• [GIVEN INSTRUCTION]:
Without the images, write out all of the following entries exactly.
-- START MATERIAL SHOWN --
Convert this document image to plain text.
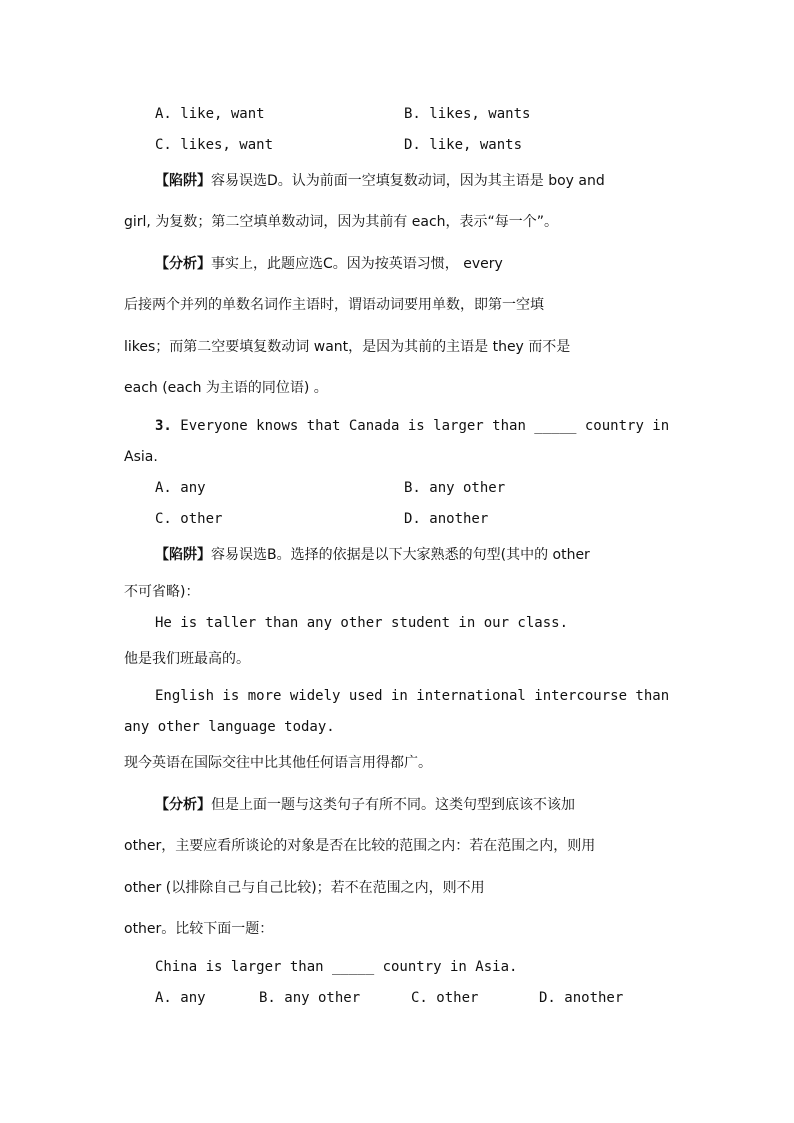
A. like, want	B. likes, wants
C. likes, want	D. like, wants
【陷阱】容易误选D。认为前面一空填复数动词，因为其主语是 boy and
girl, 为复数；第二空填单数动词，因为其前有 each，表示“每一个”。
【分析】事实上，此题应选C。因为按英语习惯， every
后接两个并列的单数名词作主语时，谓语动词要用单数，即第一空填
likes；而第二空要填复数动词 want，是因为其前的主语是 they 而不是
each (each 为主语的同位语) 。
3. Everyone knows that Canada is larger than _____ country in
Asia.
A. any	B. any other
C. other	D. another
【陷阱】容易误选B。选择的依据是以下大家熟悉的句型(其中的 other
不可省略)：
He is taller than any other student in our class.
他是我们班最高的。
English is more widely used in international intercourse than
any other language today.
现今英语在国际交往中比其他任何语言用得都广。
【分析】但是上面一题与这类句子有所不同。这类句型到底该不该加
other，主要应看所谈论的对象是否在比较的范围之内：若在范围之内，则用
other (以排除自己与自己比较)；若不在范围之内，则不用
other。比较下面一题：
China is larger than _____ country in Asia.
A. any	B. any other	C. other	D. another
-- END MATERIAL SHOWN --
• [CORRECT RESULT]:
Convert this document image to plain text.
A. like, want	B. likes, wants
C. likes, want	D. like, wants
【陷阱】容易误选D。认为前面一空填复数动词，因为其主语是 boy and
girl, 为复数；第二空填单数动词，因为其前有 each，表示“每一个”。
【分析】事实上，此题应选C。因为按英语习惯， every
后接两个并列的单数名词作主语时，谓语动词要用单数，即第一空填
likes；而第二空要填复数动词 want，是因为其前的主语是 they 而不是
each (each 为主语的同位语) 。
3. Everyone knows that Canada is larger than _____ country in
Asia.
A. any	B. any other
C. other	D. another
【陷阱】容易误选B。选择的依据是以下大家熟悉的句型(其中的 other
不可省略)：
He is taller than any other student in our class.
他是我们班最高的。
English is more widely used in international intercourse than
any other language today.
现今英语在国际交往中比其他任何语言用得都广。
【分析】但是上面一题与这类句子有所不同。这类句型到底该不该加
other，主要应看所谈论的对象是否在比较的范围之内：若在范围之内，则用
other (以排除自己与自己比较)；若不在范围之内，则不用
other。比较下面一题：
China is larger than _____ country in Asia.
A. any	B. any other	C. other	D. another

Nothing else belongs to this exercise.